SET EXERCISE:
Echo the listing verbatim, starting with its first line and going on through the line containing "server-domain-title: 服务器域名: [36, 256, 91, 269]", with both of those lines included.

DATA FOR THE TASK:

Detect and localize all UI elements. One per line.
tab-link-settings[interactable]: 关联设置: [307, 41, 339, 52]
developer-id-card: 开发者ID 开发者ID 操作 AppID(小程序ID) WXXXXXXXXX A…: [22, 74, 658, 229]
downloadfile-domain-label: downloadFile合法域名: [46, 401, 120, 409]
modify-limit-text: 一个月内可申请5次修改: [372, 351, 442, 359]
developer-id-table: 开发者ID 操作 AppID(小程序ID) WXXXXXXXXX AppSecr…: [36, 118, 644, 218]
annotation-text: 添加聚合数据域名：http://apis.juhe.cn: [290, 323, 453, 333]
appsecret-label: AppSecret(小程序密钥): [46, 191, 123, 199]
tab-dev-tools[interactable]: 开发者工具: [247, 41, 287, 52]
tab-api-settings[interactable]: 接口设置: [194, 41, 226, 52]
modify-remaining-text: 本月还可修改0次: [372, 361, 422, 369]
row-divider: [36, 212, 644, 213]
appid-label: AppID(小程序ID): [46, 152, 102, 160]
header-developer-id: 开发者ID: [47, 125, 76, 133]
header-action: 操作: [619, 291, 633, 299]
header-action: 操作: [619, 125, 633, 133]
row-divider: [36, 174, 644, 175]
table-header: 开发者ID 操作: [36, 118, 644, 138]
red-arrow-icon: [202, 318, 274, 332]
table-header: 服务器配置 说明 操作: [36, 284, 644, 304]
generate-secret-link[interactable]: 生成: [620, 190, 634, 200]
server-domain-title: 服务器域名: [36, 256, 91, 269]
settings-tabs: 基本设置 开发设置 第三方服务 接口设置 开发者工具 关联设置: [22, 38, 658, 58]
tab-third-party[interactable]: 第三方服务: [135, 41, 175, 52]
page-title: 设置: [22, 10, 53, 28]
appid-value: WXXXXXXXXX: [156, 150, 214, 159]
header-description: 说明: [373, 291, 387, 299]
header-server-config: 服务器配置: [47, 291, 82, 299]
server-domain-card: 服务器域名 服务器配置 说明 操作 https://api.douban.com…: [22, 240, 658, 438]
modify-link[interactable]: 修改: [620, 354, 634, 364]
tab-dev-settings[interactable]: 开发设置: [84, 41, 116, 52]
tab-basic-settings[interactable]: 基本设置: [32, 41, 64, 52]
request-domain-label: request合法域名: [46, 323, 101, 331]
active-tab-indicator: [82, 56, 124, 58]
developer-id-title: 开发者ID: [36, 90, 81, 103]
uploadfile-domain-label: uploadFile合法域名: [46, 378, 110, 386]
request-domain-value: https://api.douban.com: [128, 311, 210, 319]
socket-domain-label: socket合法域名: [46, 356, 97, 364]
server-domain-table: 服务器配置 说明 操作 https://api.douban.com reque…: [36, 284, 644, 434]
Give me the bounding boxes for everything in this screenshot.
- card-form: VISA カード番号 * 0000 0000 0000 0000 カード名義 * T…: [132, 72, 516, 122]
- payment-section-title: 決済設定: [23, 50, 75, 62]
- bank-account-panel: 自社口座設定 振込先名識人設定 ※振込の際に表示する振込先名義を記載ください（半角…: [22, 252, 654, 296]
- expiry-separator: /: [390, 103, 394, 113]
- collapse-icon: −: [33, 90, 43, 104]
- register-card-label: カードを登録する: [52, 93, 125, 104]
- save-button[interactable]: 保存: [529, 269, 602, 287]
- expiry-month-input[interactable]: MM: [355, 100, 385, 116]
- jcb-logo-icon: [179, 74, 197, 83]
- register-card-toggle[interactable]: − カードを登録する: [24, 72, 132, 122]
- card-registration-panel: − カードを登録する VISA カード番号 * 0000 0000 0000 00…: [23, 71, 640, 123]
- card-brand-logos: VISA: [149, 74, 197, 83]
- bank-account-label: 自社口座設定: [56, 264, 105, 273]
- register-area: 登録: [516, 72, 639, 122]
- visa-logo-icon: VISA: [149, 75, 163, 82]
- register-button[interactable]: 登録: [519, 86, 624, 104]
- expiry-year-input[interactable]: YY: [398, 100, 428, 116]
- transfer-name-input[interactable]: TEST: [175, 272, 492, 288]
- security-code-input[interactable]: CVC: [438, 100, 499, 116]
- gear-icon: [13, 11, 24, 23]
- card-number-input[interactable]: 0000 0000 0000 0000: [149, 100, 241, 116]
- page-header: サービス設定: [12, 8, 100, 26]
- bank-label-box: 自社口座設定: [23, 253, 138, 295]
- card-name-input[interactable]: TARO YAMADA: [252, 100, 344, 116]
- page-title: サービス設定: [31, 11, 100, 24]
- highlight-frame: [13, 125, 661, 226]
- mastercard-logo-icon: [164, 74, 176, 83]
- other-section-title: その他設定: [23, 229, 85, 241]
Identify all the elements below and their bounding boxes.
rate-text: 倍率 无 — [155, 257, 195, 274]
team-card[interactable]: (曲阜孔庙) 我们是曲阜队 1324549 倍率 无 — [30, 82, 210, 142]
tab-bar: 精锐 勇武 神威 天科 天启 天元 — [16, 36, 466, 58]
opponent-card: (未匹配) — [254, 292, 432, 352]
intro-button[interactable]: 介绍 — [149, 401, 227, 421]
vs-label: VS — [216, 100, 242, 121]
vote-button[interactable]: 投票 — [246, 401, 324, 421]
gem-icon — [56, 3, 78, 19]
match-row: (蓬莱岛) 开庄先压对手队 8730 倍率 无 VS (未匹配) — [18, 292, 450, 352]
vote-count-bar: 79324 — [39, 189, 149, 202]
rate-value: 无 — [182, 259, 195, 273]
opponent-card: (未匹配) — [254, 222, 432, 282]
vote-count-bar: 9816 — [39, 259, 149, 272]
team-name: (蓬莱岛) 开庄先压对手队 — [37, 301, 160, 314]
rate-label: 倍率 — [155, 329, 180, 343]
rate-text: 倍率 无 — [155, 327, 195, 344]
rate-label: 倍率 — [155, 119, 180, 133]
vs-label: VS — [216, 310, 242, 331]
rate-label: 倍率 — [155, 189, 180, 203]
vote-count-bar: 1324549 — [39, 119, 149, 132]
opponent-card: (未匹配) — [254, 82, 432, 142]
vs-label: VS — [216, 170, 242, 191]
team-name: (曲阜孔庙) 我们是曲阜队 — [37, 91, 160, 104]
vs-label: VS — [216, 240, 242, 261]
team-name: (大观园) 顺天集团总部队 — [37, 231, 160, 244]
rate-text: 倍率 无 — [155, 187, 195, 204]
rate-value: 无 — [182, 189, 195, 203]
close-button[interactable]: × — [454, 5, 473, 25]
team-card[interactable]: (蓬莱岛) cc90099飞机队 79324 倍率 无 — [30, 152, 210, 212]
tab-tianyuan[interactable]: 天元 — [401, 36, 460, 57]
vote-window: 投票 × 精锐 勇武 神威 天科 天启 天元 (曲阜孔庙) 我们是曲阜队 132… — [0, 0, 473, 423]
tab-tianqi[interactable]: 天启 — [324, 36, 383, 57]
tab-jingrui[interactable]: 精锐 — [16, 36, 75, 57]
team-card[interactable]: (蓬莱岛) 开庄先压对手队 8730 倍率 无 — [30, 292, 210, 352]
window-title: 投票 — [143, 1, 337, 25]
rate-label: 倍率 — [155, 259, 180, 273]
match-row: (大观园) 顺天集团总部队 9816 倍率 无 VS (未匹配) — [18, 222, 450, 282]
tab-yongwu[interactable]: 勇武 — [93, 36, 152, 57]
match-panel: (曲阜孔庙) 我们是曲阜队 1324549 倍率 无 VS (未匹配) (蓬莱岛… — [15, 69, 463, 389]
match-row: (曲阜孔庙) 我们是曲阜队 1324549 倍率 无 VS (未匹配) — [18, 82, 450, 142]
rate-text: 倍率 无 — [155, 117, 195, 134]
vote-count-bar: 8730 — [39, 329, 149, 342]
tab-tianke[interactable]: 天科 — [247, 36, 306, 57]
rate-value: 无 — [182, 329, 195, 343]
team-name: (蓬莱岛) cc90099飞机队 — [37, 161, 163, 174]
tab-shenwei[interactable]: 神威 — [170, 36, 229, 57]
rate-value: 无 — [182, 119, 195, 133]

ANSWER FOR THIS EXERCISE:
Detect and localize all UI elements. One per line.
tab-link-settings[interactable]: 关联设置: [307, 41, 339, 52]
developer-id-card: 开发者ID 开发者ID 操作 AppID(小程序ID) WXXXXXXXXX A…: [22, 74, 658, 229]
downloadfile-domain-label: downloadFile合法域名: [46, 401, 120, 409]
modify-limit-text: 一个月内可申请5次修改: [372, 351, 442, 359]
developer-id-table: 开发者ID 操作 AppID(小程序ID) WXXXXXXXXX AppSecr…: [36, 118, 644, 218]
annotation-text: 添加聚合数据域名：http://apis.juhe.cn: [290, 323, 453, 333]
appsecret-label: AppSecret(小程序密钥): [46, 191, 123, 199]
tab-dev-tools[interactable]: 开发者工具: [247, 41, 287, 52]
tab-api-settings[interactable]: 接口设置: [194, 41, 226, 52]
modify-remaining-text: 本月还可修改0次: [372, 361, 422, 369]
row-divider: [36, 212, 644, 213]
appid-label: AppID(小程序ID): [46, 152, 102, 160]
header-developer-id: 开发者ID: [47, 125, 76, 133]
header-action: 操作: [619, 291, 633, 299]
header-action: 操作: [619, 125, 633, 133]
row-divider: [36, 174, 644, 175]
table-header: 开发者ID 操作: [36, 118, 644, 138]
red-arrow-icon: [202, 318, 274, 332]
table-header: 服务器配置 说明 操作: [36, 284, 644, 304]
generate-secret-link[interactable]: 生成: [620, 190, 634, 200]
server-domain-title: 服务器域名: [36, 256, 91, 269]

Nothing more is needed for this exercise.